GIVEN EXERCISE =>
Copy out the listing that follows, exact in every word, and skip the images.

(Stored items)
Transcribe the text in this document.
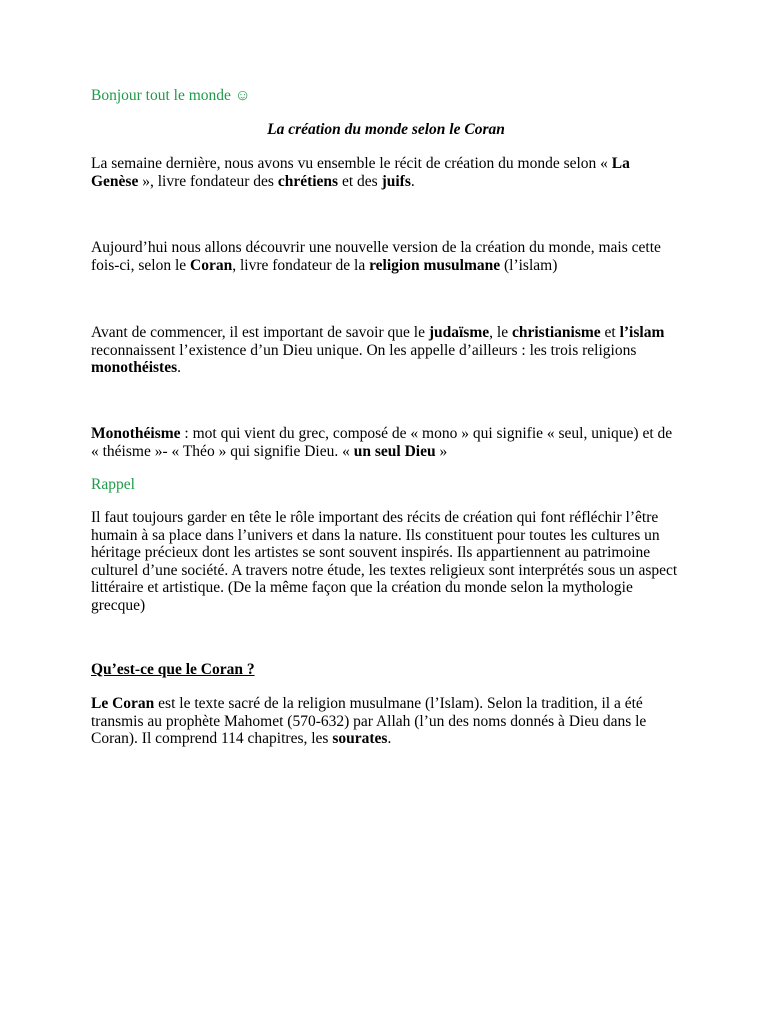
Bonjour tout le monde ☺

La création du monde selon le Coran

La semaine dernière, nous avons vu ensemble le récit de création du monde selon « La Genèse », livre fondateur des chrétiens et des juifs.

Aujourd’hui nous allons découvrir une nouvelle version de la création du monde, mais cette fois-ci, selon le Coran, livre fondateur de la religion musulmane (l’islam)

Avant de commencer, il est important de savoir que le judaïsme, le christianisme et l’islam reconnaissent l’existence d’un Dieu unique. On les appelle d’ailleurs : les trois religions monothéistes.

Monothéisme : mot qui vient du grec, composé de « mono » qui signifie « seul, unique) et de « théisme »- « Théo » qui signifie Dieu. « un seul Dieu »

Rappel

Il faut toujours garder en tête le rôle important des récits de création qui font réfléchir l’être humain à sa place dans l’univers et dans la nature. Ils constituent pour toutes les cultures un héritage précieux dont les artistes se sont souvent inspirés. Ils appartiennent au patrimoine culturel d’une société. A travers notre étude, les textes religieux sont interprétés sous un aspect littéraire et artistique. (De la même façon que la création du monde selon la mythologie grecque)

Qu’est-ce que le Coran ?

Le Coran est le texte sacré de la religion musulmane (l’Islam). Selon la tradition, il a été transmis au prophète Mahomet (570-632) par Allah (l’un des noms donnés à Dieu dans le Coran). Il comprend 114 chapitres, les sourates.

RESULT BELOW =>
Transcribe the text in this document.
Bonjour tout le monde ☺

La création du monde selon le Coran

La semaine dernière, nous avons vu ensemble le récit de création du monde selon « La Genèse », livre fondateur des chrétiens et des juifs.

Aujourd’hui nous allons découvrir une nouvelle version de la création du monde, mais cette fois-ci, selon le Coran, livre fondateur de la religion musulmane (l’islam)

Avant de commencer, il est important de savoir que le judaïsme, le christianisme et l’islam reconnaissent l’existence d’un Dieu unique. On les appelle d’ailleurs : les trois religions monothéistes.

Monothéisme : mot qui vient du grec, composé de « mono » qui signifie « seul, unique) et de « théisme »- « Théo » qui signifie Dieu. « un seul Dieu »

Rappel

Il faut toujours garder en tête le rôle important des récits de création qui font réfléchir l’être humain à sa place dans l’univers et dans la nature. Ils constituent pour toutes les cultures un héritage précieux dont les artistes se sont souvent inspirés. Ils appartiennent au patrimoine culturel d’une société. A travers notre étude, les textes religieux sont interprétés sous un aspect littéraire et artistique. (De la même façon que la création du monde selon la mythologie grecque)

Qu’est-ce que le Coran ?

Le Coran est le texte sacré de la religion musulmane (l’Islam). Selon la tradition, il a été transmis au prophète Mahomet (570-632) par Allah (l’un des noms donnés à Dieu dans le Coran). Il comprend 114 chapitres, les sourates.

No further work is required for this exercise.